● **WHAT THE TASK REQUIRES**
State how many lines include "有仙则名", giving the number by itself.

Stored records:
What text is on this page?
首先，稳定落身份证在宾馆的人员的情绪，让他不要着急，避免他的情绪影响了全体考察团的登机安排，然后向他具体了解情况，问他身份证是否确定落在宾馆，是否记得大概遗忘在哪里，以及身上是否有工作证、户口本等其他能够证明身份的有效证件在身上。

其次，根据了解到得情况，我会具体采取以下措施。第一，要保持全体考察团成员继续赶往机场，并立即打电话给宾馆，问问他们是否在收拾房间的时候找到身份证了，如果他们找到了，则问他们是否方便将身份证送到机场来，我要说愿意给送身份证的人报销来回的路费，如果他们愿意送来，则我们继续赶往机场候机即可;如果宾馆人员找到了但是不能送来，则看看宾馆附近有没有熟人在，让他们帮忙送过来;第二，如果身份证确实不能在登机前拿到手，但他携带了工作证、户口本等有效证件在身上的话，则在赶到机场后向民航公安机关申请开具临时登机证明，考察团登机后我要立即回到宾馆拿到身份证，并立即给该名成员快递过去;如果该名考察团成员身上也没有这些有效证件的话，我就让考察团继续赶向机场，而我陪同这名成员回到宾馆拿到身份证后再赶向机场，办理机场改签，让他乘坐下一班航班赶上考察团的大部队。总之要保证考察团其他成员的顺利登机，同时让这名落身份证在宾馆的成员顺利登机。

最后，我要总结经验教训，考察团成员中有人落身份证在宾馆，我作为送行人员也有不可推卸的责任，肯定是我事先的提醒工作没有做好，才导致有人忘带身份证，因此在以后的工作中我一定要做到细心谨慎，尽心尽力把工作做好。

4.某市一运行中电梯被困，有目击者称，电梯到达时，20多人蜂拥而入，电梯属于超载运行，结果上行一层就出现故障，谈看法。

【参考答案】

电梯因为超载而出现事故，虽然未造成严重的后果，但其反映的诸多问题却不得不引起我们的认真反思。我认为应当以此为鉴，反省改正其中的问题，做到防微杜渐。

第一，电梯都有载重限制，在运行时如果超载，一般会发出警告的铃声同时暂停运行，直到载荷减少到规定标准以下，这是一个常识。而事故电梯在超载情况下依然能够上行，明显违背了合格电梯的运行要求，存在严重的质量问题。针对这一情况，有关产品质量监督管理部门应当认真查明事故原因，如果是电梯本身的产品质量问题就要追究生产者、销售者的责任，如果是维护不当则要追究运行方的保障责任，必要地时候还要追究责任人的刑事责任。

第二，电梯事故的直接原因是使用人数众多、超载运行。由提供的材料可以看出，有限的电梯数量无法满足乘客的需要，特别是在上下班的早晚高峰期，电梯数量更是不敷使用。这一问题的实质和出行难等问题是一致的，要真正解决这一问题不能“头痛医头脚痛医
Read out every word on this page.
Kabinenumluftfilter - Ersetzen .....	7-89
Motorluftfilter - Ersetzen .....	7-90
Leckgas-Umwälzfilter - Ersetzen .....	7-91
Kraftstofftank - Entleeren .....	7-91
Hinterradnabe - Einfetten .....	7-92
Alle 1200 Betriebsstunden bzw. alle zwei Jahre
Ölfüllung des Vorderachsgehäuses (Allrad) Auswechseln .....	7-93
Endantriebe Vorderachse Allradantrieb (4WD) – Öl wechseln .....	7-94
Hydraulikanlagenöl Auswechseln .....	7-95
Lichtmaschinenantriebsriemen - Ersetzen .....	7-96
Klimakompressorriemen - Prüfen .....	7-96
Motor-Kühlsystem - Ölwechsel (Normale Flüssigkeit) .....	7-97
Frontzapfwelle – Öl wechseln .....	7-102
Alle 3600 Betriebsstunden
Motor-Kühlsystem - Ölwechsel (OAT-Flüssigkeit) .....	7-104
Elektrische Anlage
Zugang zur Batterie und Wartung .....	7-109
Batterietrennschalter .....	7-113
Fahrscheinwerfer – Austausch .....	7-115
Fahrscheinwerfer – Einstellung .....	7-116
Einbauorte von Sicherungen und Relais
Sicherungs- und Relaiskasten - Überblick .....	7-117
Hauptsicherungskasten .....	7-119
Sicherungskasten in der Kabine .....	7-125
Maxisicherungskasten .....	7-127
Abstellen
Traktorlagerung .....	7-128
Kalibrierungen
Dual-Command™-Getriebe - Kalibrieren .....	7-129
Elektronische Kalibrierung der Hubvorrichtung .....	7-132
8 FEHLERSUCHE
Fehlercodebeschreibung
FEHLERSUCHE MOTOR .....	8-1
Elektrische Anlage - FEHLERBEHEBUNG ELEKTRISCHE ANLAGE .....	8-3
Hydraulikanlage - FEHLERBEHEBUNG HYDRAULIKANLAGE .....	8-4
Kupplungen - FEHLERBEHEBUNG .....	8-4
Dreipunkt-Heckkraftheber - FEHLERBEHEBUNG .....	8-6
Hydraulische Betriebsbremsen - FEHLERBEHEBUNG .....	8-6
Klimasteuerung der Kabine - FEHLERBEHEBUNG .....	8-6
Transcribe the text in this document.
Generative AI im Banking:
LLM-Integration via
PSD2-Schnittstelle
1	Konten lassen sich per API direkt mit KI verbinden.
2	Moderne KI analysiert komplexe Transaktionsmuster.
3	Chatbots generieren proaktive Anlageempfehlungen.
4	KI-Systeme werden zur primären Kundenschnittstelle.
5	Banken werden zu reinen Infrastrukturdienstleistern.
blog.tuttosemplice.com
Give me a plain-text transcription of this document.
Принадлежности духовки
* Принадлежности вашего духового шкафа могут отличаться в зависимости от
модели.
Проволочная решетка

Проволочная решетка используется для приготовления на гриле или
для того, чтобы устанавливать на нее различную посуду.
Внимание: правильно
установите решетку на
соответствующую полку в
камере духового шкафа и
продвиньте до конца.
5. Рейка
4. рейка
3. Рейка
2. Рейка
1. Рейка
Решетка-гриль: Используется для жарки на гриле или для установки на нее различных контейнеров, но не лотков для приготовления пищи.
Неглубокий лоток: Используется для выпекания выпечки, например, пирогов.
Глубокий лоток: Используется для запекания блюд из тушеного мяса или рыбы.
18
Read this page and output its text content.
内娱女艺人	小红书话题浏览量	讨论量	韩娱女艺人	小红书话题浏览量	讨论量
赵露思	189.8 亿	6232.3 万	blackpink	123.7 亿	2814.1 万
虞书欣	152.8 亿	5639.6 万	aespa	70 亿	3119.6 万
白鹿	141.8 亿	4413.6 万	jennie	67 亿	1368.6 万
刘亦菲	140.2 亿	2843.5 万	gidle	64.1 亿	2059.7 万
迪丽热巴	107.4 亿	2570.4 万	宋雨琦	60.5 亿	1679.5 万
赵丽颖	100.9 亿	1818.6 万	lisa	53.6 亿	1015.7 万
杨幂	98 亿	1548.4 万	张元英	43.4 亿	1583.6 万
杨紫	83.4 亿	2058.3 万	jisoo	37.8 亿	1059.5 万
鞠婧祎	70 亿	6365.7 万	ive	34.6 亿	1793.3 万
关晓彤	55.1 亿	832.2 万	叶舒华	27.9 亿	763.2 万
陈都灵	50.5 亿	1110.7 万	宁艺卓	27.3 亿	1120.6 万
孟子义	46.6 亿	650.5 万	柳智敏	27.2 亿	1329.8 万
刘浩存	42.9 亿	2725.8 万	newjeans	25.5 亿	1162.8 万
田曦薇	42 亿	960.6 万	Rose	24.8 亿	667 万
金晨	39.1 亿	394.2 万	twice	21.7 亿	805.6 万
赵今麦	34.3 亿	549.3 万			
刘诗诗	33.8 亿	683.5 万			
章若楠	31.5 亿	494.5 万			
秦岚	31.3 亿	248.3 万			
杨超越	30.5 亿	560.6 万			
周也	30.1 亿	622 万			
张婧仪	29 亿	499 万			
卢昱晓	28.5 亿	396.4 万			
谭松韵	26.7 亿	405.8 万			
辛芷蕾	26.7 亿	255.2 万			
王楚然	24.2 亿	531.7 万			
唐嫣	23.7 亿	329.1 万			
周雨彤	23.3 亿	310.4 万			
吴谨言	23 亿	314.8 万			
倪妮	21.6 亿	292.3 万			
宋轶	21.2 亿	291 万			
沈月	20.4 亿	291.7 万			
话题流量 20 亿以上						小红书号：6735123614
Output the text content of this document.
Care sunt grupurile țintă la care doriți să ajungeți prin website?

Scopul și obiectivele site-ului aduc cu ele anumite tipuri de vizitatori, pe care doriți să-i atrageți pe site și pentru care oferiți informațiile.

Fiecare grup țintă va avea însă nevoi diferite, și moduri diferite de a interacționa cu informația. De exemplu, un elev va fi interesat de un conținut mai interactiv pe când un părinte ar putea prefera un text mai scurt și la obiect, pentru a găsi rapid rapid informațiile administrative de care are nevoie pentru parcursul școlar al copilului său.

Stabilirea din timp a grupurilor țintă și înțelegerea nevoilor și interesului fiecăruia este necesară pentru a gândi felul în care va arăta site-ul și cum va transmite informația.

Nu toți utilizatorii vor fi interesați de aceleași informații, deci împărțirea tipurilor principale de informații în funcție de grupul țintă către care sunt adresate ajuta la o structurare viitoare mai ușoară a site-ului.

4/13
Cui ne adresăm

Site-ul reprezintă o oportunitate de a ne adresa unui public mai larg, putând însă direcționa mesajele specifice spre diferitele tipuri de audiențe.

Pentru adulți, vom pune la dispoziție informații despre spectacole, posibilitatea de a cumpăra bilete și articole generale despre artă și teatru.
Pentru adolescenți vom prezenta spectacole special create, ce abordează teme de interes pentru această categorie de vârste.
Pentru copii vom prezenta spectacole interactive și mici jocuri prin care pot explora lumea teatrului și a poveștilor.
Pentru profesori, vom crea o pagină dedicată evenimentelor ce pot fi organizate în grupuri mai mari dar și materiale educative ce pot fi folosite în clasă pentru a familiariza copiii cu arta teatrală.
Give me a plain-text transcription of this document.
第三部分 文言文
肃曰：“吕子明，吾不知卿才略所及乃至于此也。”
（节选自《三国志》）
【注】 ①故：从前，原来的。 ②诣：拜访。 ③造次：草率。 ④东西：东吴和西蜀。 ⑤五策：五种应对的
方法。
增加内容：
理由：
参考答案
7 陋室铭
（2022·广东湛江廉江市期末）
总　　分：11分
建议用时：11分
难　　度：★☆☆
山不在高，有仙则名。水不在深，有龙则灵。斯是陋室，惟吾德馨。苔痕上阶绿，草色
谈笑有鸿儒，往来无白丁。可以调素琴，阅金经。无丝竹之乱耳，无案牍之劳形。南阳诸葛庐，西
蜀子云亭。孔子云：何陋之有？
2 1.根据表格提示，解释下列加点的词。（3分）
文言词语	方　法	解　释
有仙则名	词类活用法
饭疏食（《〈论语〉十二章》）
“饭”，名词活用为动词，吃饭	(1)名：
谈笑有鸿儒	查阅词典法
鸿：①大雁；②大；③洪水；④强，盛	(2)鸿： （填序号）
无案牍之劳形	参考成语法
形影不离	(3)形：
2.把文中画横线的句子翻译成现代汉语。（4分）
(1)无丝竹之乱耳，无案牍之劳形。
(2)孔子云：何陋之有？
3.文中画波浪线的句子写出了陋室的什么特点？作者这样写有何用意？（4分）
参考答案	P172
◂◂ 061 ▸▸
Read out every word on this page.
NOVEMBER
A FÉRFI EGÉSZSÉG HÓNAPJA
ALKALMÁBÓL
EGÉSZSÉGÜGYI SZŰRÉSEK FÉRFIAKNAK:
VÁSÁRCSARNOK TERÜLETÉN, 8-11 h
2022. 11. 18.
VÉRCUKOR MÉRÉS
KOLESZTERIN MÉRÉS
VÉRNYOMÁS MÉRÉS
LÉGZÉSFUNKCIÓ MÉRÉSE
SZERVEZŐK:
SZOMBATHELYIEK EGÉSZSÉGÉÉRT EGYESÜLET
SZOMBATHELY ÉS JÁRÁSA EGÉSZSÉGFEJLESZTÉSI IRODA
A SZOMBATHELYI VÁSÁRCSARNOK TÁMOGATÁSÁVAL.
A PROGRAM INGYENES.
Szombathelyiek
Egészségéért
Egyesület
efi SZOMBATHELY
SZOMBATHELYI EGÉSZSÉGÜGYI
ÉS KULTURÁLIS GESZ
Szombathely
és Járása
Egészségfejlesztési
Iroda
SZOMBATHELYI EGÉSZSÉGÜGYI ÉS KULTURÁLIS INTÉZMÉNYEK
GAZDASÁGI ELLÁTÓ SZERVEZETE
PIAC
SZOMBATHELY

● **ANSWER FOR THIS EXERCISE**
2